>> start The data
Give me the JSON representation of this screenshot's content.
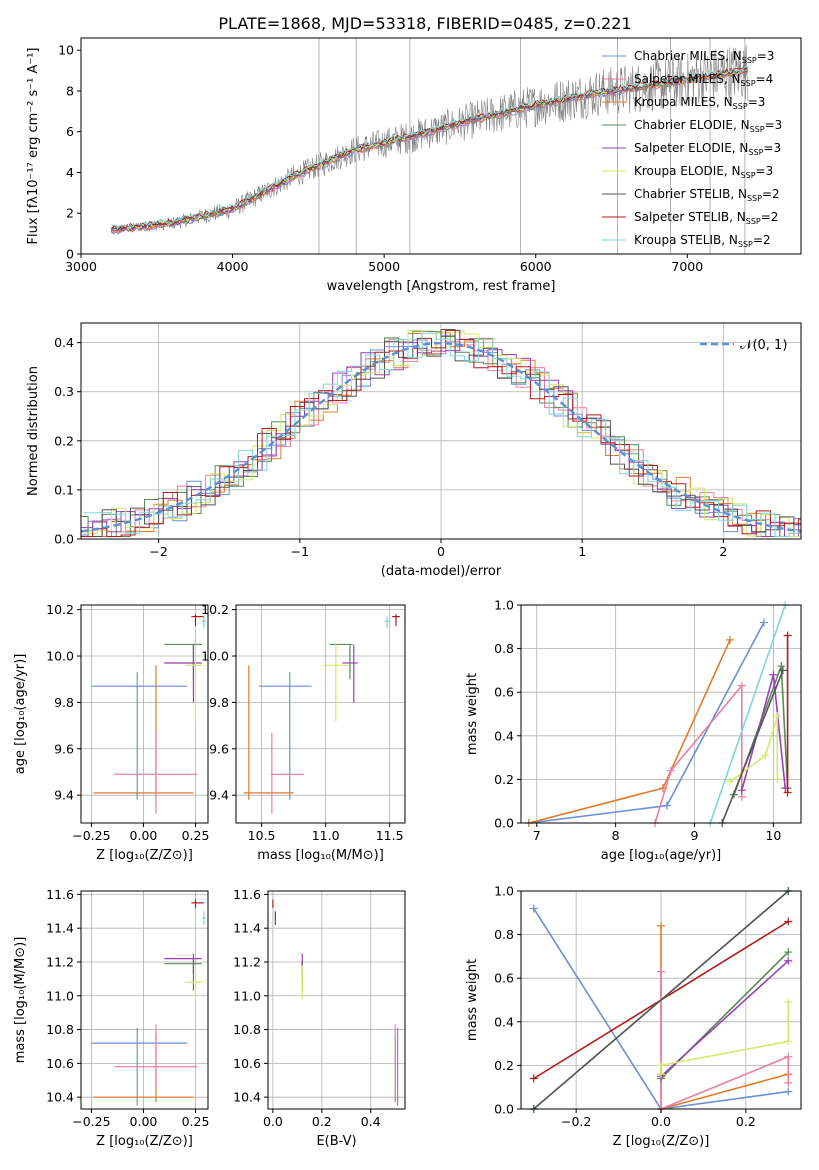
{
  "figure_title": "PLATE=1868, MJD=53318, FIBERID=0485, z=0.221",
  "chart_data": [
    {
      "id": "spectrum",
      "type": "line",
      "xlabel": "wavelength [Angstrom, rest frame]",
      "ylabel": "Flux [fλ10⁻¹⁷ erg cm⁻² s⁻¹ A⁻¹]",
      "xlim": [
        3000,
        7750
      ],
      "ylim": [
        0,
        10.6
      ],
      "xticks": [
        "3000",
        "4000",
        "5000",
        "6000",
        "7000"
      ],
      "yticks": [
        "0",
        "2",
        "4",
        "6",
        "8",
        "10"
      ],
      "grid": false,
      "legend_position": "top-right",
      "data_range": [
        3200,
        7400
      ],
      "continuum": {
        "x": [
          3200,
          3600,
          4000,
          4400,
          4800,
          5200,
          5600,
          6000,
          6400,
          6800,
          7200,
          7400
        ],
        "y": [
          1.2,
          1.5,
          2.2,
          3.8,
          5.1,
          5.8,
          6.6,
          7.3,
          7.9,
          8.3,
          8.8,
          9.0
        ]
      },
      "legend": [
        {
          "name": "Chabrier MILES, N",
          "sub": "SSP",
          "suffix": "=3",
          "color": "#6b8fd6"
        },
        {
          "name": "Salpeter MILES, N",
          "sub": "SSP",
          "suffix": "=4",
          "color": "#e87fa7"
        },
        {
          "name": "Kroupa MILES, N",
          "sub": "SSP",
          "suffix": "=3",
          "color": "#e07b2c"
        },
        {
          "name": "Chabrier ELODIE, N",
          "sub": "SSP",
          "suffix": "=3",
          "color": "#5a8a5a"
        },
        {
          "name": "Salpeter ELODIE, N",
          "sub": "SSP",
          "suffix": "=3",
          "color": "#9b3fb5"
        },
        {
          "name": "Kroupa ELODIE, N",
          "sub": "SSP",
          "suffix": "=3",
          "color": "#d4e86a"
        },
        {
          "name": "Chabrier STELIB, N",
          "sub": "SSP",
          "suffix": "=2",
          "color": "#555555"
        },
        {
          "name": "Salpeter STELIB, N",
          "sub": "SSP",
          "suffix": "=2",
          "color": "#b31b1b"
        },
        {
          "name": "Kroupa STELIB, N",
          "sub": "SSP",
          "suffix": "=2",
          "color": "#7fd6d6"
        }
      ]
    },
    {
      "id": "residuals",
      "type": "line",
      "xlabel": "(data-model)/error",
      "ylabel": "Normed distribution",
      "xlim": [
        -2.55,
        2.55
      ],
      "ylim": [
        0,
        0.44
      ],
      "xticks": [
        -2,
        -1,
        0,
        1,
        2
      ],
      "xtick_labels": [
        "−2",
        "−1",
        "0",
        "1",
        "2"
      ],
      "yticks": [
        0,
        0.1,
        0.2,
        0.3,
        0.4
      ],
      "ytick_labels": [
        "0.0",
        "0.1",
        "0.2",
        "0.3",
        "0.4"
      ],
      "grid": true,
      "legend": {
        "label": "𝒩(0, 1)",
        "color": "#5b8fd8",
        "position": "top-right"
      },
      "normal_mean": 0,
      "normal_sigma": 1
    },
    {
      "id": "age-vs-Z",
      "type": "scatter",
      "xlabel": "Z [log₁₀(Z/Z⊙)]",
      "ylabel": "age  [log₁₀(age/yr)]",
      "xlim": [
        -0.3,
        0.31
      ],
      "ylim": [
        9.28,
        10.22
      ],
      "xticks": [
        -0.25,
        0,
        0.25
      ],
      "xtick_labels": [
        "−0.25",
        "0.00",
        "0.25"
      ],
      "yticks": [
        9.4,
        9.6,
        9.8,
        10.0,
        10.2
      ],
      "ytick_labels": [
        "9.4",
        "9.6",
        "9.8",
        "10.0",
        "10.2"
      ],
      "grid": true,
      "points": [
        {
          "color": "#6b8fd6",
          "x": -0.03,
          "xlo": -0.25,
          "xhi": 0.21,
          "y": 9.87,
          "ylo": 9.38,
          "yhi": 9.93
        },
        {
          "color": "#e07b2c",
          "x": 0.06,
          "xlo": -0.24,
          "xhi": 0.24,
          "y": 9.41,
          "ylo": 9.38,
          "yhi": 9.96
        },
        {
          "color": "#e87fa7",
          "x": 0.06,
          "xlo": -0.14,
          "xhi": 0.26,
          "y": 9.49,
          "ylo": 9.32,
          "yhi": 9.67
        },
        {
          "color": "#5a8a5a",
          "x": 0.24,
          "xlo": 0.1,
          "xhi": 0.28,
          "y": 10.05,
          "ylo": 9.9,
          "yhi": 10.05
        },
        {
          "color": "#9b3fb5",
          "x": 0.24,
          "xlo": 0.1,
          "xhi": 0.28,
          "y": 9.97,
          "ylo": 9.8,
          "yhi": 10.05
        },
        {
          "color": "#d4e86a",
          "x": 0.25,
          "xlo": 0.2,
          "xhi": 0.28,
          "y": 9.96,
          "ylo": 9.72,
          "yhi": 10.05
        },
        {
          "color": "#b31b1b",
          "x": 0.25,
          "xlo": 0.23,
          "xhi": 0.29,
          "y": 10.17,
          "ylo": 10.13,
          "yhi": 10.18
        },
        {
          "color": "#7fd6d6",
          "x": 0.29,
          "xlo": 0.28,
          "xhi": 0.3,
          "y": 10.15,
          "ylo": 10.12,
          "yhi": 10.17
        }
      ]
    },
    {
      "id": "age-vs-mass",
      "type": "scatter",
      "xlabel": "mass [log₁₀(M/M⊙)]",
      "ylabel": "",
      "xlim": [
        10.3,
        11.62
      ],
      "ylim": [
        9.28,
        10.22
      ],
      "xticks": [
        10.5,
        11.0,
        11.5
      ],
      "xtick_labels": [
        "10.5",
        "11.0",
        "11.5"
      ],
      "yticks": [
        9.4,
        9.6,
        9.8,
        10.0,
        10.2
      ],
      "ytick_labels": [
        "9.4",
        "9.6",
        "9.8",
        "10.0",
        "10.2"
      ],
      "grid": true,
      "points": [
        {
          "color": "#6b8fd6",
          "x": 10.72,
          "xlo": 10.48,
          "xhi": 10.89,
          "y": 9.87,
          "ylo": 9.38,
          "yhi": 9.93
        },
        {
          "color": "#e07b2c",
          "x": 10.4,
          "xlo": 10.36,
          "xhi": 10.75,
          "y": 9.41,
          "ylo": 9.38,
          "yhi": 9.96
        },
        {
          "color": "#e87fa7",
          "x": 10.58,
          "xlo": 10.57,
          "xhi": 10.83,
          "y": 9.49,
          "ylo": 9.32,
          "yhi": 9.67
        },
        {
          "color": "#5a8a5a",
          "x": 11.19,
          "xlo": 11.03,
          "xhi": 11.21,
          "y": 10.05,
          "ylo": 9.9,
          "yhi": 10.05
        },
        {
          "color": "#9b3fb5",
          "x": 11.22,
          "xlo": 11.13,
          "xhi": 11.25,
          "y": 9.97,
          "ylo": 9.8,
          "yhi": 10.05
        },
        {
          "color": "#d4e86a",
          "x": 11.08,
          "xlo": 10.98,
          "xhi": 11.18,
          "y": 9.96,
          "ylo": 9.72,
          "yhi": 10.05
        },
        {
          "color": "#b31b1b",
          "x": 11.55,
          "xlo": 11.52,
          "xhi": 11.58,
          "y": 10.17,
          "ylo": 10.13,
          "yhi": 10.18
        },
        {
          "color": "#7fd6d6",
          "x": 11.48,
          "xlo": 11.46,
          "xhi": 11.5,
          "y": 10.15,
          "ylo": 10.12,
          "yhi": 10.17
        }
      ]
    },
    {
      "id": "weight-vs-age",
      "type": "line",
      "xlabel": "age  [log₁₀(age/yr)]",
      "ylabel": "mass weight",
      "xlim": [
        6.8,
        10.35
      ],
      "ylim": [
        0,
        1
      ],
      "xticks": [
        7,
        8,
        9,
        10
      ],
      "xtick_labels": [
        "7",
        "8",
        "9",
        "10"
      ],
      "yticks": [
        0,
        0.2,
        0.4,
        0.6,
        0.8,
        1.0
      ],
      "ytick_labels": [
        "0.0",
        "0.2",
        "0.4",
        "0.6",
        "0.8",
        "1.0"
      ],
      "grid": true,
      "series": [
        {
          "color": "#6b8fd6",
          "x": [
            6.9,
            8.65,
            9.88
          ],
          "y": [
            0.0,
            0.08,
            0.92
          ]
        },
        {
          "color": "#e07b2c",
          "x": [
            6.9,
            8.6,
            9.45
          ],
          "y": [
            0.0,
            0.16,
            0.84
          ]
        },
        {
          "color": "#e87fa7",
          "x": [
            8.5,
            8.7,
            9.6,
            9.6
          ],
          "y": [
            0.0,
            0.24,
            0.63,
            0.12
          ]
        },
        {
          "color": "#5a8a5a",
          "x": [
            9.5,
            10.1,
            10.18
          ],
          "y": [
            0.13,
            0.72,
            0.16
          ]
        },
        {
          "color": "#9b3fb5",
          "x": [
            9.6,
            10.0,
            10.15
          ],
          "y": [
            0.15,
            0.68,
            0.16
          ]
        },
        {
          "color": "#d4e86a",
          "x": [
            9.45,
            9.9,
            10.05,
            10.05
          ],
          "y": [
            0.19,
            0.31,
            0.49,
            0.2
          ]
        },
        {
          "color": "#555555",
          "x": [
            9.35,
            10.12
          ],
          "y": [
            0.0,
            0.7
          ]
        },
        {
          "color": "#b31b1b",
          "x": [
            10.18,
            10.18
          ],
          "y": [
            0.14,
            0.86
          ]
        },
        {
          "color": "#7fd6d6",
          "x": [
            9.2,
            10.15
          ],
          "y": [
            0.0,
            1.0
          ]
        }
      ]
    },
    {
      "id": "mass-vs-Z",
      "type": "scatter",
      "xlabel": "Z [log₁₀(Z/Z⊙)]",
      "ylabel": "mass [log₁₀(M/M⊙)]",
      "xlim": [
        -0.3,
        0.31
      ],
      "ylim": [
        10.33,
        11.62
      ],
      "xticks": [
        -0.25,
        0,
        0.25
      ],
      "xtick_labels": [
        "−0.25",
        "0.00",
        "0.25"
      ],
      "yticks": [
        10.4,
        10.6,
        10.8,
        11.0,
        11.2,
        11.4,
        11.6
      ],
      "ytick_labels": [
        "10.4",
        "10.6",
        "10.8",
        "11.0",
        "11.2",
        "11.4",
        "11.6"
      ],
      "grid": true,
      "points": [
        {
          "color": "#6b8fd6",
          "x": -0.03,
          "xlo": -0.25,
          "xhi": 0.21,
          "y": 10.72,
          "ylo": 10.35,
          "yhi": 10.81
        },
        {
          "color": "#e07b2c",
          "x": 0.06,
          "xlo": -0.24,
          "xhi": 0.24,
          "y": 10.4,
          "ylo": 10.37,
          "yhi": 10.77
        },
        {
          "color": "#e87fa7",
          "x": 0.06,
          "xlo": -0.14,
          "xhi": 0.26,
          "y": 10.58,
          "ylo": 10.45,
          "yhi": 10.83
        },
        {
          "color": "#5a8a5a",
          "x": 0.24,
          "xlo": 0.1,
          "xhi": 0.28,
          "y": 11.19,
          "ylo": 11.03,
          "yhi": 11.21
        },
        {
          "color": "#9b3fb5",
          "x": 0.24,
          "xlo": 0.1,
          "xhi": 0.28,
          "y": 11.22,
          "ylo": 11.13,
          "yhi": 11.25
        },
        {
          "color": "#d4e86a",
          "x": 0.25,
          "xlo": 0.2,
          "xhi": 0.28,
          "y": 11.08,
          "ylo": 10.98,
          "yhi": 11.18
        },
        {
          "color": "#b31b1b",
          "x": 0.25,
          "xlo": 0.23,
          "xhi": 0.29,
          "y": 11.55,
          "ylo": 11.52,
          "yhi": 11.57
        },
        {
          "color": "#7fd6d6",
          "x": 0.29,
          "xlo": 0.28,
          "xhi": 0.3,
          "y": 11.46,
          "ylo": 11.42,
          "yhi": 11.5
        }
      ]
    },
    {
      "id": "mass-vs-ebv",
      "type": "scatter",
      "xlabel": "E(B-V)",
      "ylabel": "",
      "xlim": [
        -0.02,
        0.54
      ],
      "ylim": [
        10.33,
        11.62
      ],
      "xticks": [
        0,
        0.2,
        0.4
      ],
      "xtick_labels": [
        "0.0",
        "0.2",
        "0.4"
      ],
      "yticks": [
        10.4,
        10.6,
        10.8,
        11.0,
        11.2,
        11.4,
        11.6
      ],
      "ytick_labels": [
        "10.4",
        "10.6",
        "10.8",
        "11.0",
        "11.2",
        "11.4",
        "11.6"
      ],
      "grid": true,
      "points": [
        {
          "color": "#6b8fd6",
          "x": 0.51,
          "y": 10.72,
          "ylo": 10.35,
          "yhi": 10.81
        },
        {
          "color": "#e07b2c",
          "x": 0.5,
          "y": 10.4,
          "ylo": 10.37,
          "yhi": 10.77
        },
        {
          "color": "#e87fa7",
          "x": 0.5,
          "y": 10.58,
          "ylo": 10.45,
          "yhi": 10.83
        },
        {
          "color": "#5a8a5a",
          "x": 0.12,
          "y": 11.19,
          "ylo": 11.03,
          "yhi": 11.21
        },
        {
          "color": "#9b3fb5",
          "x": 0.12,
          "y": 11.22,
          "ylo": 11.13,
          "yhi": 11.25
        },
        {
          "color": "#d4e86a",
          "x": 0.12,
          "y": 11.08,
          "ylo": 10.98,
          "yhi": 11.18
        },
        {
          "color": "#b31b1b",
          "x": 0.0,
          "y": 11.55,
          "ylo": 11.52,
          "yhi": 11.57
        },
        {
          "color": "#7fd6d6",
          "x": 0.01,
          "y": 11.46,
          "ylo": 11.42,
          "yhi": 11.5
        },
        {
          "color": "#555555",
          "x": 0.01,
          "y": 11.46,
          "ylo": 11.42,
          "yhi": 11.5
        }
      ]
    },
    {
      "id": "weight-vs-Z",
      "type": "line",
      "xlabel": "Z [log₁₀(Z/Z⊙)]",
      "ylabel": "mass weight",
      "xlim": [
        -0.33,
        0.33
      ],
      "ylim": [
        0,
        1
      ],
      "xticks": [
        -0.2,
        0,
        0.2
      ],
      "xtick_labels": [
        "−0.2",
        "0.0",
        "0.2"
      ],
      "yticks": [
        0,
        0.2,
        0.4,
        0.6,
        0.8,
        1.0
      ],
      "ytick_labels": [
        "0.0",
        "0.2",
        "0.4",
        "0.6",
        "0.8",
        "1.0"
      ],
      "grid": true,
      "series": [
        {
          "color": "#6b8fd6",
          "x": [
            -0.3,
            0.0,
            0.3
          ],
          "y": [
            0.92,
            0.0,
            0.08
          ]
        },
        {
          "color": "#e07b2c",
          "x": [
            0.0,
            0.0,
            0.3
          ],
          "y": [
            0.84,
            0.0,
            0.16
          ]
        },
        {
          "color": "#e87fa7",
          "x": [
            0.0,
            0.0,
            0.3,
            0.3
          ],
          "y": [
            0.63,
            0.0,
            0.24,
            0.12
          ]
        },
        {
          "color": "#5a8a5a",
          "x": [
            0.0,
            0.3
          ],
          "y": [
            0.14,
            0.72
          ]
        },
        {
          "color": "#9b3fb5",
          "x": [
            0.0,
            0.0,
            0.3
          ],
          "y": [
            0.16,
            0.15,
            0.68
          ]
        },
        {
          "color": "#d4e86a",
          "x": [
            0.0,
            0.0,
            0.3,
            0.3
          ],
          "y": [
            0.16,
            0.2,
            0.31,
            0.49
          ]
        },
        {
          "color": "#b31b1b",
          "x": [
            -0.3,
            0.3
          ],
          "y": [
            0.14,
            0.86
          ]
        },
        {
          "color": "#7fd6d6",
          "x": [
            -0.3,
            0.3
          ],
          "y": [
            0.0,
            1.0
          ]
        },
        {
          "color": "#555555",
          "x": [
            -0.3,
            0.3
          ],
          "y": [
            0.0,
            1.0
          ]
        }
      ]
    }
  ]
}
>> end The data
>> start The data
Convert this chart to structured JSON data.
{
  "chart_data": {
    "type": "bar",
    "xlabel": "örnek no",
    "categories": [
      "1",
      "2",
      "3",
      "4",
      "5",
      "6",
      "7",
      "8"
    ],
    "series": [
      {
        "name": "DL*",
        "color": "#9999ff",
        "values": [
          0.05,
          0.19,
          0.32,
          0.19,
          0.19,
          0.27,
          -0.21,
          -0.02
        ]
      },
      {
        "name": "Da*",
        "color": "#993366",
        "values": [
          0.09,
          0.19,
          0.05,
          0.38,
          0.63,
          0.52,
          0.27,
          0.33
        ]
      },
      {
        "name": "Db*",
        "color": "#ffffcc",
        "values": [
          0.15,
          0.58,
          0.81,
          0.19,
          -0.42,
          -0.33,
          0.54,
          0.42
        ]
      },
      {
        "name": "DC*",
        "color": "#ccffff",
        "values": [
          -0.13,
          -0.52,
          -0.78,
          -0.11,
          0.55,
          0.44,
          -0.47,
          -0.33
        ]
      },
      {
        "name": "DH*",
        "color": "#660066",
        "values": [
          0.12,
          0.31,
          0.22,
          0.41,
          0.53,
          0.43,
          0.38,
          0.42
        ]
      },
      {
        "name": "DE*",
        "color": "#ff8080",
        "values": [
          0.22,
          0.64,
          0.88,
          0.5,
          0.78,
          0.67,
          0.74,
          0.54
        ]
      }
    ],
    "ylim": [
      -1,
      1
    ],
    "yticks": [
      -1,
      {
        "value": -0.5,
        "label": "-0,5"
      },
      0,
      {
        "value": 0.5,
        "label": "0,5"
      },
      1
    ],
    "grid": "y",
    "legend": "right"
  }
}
>> end The data
Job:
Pull out every line above that holds the word "ylabel".

Written solution:
      "ylabel": "Flux [fλ10⁻¹⁷ erg cm⁻² s⁻¹ A⁻¹]",
      "ylabel": "Normed distribution",
      "ylabel": "age  [log₁₀(age/yr)]",
      "ylabel": "",
      "ylabel": "mass weight",
      "ylabel": "mass [log₁₀(M/M⊙)]",
      "ylabel": "",
      "ylabel": "mass weight",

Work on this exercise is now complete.